──────── DATASET ENTRIES ────────
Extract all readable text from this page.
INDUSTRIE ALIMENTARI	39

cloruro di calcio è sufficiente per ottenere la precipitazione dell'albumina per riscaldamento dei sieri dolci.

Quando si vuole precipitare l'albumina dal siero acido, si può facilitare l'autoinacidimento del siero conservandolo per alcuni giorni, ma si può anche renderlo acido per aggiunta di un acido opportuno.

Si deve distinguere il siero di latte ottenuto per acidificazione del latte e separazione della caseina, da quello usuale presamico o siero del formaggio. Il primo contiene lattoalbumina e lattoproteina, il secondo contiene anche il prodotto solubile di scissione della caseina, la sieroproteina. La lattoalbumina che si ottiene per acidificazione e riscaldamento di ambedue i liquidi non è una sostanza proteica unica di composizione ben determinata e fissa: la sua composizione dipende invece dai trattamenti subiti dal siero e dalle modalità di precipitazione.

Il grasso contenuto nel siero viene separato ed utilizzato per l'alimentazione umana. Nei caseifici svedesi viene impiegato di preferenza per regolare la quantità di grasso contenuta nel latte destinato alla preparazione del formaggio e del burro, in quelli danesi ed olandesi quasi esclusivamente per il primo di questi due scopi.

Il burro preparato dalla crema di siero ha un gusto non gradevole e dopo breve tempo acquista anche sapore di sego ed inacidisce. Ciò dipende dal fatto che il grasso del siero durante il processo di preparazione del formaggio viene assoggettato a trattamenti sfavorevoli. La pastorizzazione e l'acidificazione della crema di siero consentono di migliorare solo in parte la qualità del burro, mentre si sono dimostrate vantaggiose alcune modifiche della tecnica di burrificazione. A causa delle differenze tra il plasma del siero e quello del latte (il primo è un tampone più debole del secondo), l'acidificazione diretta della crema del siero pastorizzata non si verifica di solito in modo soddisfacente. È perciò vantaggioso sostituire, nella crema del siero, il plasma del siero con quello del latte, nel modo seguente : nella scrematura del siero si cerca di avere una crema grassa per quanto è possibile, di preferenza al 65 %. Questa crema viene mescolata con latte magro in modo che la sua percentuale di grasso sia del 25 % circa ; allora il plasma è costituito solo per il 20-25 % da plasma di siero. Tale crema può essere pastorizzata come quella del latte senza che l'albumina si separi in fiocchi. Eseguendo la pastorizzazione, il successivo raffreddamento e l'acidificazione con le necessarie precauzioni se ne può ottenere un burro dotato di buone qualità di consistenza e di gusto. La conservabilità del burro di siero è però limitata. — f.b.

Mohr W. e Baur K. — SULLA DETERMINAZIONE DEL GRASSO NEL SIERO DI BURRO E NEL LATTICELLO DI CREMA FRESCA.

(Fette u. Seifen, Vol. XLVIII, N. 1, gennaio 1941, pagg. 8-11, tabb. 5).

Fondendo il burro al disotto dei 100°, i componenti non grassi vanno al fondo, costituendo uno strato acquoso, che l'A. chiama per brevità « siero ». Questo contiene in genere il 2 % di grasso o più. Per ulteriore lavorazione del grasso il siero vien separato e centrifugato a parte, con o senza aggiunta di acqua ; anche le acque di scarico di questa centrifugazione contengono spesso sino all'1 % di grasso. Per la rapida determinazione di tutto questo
────────
[EXERCISE REQUIREMENTS]
Gather up every line from the listing above in which the word "primo" occurs.

[ANSWER SECTION]
Si deve distinguere il siero di latte ottenuto per acidificazione del latte e separazione della caseina, da quello usuale presamico o siero del formaggio. Il primo contiene lattoalbumina e lattoproteina, il secondo contiene anche il prodotto solubile di scissione della caseina, la sieroproteina. La lattoalbumina che si ottiene per acidificazione e riscaldamento di ambedue i liquidi non è una sostanza proteica unica di composizione ben determinata e fissa: la sua composizione dipende invece dai trattamenti subiti dal siero e dalle modalità di precipitazione.
Il grasso contenuto nel siero viene separato ed utilizzato per l'alimentazione umana. Nei caseifici svedesi viene impiegato di preferenza per regolare la quantità di grasso contenuta nel latte destinato alla preparazione del formaggio e del burro, in quelli danesi ed olandesi quasi esclusivamente per il primo di questi due scopi.
Il burro preparato dalla crema di siero ha un gusto non gradevole e dopo breve tempo acquista anche sapore di sego ed inacidisce. Ciò dipende dal fatto che il grasso del siero durante il processo di preparazione del formaggio viene assoggettato a trattamenti sfavorevoli. La pastorizzazione e l'acidificazione della crema di siero consentono di migliorare solo in parte la qualità del burro, mentre si sono dimostrate vantaggiose alcune modifiche della tecnica di burrificazione. A causa delle differenze tra il plasma del siero e quello del latte (il primo è un tampone più debole del secondo), l'acidificazione diretta della crema del siero pastorizzata non si verifica di solito in modo soddisfacente. È perciò vantaggioso sostituire, nella crema del siero, il plasma del siero con quello del latte, nel modo seguente : nella scrematura del siero si cerca di avere una crema grassa per quanto è possibile, di preferenza al 65 %. Questa crema viene mescolata con latte magro in modo che la sua percentuale di grasso sia del 25 % circa ; allora il plasma è costituito solo per il 20-25 % da plasma di siero. Tale crema può essere pastorizzata come quella del latte senza che l'albumina si separi in fiocchi. Eseguendo la pastorizzazione, il successivo raffreddamento e l'acidificazione con le necessarie precauzioni se ne può ottenere un burro dotato di buone qualità di consistenza e di gusto. La conservabilità del burro di siero è però limitata. — f.b.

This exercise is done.